(TASK TO COMPLETE): Single out each line with the word "this" and copy it.

(Collected data entries)
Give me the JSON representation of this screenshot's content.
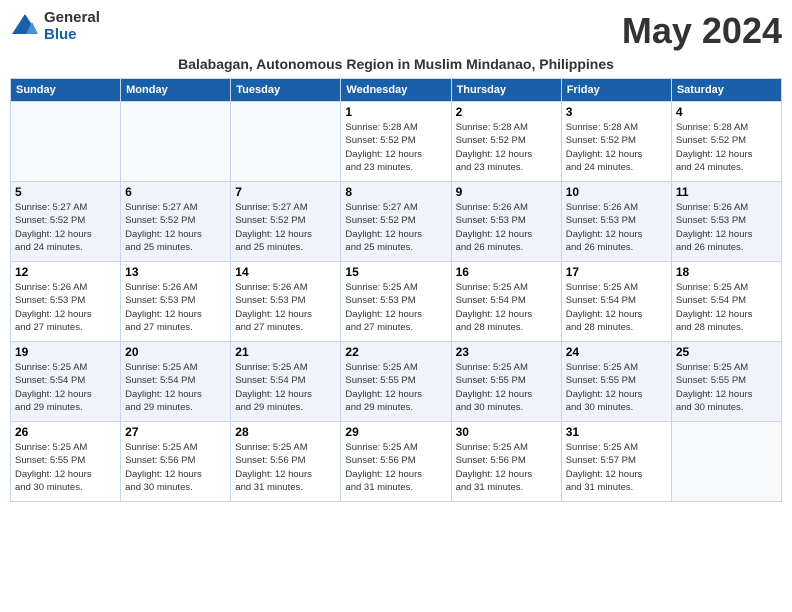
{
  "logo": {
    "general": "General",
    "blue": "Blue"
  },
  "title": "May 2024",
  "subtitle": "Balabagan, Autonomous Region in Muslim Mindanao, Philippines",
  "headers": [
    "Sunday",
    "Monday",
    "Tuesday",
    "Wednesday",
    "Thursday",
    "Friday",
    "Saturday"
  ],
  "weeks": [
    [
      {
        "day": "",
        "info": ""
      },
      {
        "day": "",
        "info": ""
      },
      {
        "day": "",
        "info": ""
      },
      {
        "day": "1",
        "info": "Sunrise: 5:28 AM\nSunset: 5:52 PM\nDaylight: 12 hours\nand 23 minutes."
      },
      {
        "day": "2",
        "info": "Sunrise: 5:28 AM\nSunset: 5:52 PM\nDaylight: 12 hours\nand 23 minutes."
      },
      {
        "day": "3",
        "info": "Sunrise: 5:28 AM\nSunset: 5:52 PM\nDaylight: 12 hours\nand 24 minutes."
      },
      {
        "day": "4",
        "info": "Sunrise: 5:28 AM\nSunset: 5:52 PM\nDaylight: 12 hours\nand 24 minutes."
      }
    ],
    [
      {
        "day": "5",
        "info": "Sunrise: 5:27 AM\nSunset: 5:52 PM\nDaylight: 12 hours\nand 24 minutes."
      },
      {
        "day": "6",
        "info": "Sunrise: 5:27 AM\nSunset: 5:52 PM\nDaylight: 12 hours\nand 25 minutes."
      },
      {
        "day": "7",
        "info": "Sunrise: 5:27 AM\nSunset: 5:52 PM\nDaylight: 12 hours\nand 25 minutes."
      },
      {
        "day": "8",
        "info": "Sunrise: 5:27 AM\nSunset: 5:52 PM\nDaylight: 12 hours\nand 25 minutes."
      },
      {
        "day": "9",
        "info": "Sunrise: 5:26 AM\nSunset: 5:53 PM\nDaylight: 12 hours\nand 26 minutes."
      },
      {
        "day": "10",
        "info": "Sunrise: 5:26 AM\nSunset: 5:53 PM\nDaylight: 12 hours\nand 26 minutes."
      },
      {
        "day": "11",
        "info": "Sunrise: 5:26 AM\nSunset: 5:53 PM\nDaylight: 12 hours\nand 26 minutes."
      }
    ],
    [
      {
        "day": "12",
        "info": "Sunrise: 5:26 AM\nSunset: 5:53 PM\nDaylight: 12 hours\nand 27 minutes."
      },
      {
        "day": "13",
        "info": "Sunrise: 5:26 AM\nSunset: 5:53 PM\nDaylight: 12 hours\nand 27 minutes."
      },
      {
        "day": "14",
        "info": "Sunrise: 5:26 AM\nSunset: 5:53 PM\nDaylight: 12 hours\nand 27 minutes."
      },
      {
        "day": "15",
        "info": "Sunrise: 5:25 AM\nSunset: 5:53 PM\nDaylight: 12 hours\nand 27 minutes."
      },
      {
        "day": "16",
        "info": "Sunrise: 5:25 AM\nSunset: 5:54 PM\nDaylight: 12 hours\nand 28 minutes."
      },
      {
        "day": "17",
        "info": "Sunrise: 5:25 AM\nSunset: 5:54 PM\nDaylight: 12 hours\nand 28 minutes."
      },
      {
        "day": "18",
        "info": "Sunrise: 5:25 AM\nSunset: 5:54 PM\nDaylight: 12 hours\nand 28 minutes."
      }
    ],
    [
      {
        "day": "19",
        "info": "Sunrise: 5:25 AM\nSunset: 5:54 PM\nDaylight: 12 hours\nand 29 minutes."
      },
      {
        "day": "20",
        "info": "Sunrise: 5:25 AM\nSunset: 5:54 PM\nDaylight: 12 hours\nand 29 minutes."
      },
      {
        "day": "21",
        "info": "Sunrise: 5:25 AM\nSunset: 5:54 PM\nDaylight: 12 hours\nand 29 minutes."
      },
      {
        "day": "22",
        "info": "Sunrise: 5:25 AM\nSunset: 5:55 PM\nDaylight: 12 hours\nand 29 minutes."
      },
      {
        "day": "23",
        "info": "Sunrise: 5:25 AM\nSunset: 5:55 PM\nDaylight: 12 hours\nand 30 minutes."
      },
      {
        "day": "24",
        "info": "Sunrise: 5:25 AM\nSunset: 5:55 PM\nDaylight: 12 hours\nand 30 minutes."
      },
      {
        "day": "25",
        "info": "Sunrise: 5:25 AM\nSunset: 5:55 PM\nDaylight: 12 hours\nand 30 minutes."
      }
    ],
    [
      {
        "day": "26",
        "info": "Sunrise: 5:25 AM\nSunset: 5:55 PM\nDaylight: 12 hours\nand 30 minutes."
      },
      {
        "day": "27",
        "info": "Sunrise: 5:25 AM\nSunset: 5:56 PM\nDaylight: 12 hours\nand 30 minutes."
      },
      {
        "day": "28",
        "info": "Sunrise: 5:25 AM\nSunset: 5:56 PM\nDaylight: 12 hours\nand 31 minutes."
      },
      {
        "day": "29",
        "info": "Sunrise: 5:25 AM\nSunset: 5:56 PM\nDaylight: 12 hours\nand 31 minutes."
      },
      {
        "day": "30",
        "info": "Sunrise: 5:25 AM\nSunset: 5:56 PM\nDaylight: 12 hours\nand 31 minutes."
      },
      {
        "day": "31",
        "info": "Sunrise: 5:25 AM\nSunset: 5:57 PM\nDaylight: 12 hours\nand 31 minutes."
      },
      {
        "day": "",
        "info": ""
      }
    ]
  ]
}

* * *

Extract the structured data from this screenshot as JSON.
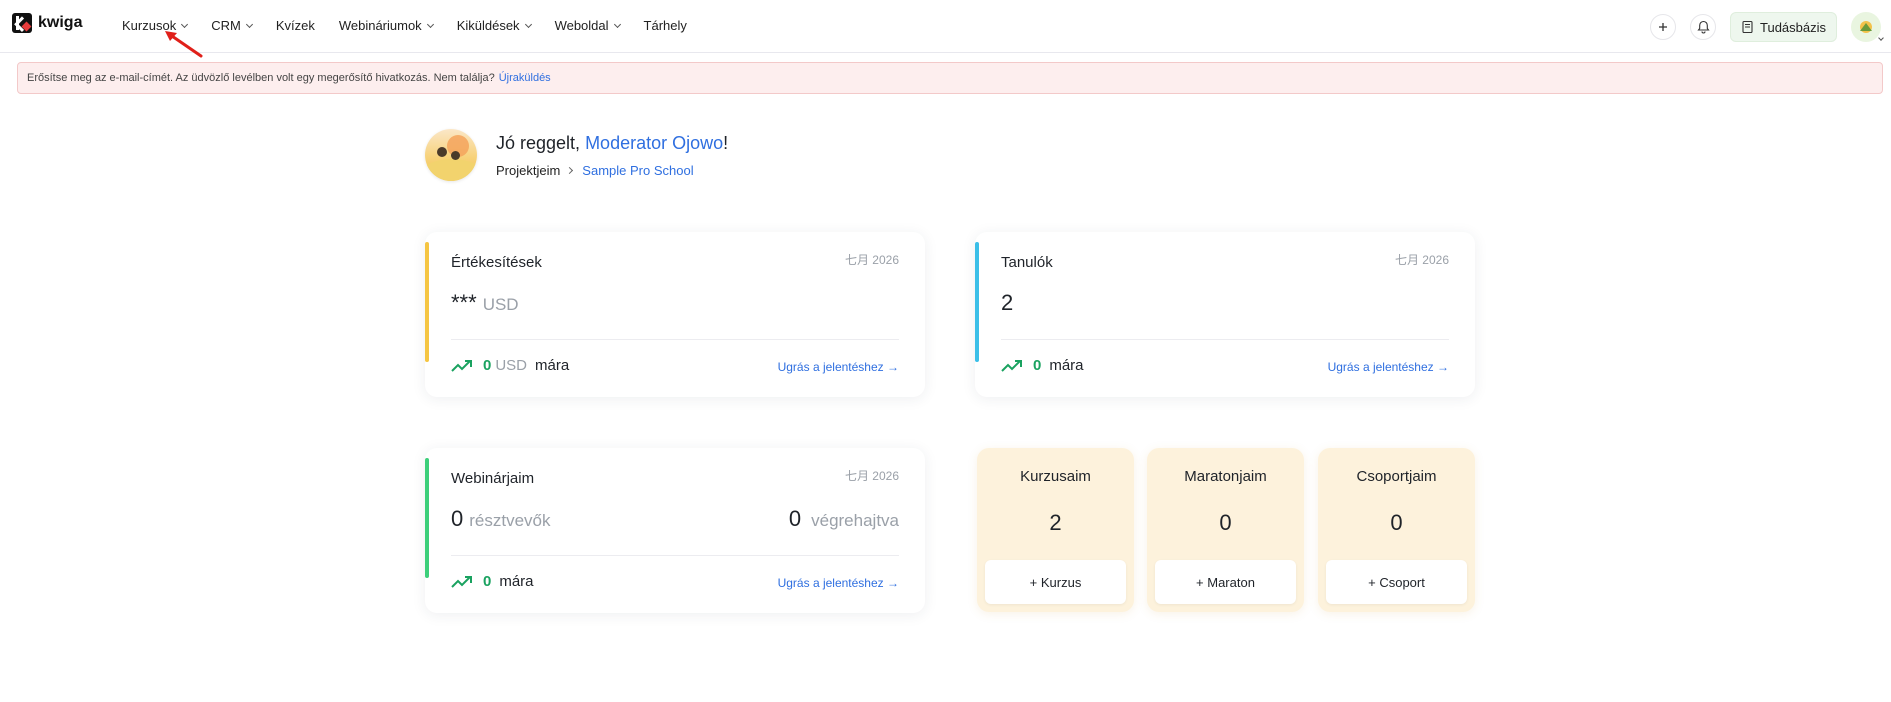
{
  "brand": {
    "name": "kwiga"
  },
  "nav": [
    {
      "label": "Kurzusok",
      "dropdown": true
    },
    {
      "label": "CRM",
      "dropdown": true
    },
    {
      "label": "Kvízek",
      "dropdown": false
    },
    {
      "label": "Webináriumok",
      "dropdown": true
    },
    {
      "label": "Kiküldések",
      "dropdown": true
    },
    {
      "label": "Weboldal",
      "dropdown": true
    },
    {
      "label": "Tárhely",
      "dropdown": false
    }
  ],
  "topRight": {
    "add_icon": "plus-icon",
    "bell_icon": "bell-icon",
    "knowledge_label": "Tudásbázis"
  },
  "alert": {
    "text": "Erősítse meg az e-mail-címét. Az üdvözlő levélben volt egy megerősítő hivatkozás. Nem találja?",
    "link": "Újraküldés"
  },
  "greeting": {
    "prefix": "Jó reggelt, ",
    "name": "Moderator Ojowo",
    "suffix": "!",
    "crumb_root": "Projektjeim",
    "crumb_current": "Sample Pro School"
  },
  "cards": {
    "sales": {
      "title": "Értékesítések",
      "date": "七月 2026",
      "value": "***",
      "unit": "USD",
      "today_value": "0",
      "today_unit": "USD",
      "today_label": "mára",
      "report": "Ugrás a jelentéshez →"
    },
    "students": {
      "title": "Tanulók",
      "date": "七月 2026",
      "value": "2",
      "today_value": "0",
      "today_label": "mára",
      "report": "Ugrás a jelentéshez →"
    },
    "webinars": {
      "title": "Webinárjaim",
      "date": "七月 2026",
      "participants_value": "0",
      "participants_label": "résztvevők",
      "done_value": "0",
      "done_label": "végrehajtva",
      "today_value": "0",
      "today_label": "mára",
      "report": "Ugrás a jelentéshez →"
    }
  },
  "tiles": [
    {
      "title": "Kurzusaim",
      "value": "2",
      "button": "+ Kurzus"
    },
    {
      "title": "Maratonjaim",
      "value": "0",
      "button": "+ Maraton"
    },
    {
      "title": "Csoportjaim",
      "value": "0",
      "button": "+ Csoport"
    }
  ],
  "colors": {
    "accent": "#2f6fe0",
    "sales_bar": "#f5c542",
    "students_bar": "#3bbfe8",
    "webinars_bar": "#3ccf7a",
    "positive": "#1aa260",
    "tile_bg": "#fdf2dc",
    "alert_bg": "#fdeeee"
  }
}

(ANSWER TO THE PROBLEM):
Give me the JSON representation of this screenshot's content.
Extract the structured data from this screenshot as JSON.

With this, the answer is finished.